Task directions: Your task is to reproduce the material exactly.
:: Records for processing ::
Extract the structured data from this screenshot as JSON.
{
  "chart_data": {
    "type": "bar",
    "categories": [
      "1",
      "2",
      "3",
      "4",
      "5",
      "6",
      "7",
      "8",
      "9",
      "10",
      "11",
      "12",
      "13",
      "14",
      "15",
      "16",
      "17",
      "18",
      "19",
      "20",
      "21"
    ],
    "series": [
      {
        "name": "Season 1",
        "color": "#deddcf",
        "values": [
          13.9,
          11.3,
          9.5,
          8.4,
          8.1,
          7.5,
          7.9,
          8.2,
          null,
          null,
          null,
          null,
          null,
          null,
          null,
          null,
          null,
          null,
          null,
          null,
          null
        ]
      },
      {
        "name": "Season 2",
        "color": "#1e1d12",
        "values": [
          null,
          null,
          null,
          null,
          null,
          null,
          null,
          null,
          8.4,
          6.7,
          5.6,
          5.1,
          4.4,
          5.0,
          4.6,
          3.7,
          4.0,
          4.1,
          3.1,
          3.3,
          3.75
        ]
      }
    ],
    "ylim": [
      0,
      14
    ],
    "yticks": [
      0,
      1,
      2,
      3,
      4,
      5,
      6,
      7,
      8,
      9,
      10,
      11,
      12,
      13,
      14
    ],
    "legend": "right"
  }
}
:::
Result for this exercise:
Extract the structured data from this screenshot as JSON.
{
  "chart_data": {
    "type": "bar",
    "categories": [
      "1",
      "2",
      "3",
      "4",
      "5",
      "6",
      "7",
      "8",
      "9",
      "10",
      "11",
      "12",
      "13",
      "14",
      "15",
      "16",
      "17",
      "18",
      "19",
      "20",
      "21"
    ],
    "series": [
      {
        "name": "Season 1",
        "color": "#deddcf",
        "values": [
          13.9,
          11.3,
          9.5,
          8.4,
          8.1,
          7.5,
          7.9,
          8.2,
          null,
          null,
          null,
          null,
          null,
          null,
          null,
          null,
          null,
          null,
          null,
          null,
          null
        ]
      },
      {
        "name": "Season 2",
        "color": "#1e1d12",
        "values": [
          null,
          null,
          null,
          null,
          null,
          null,
          null,
          null,
          8.4,
          6.7,
          5.6,
          5.1,
          4.4,
          5.0,
          4.6,
          3.7,
          4.0,
          4.1,
          3.1,
          3.3,
          3.75
        ]
      }
    ],
    "ylim": [
      0,
      14
    ],
    "yticks": [
      0,
      1,
      2,
      3,
      4,
      5,
      6,
      7,
      8,
      9,
      10,
      11,
      12,
      13,
      14
    ],
    "legend": "right"
  }
}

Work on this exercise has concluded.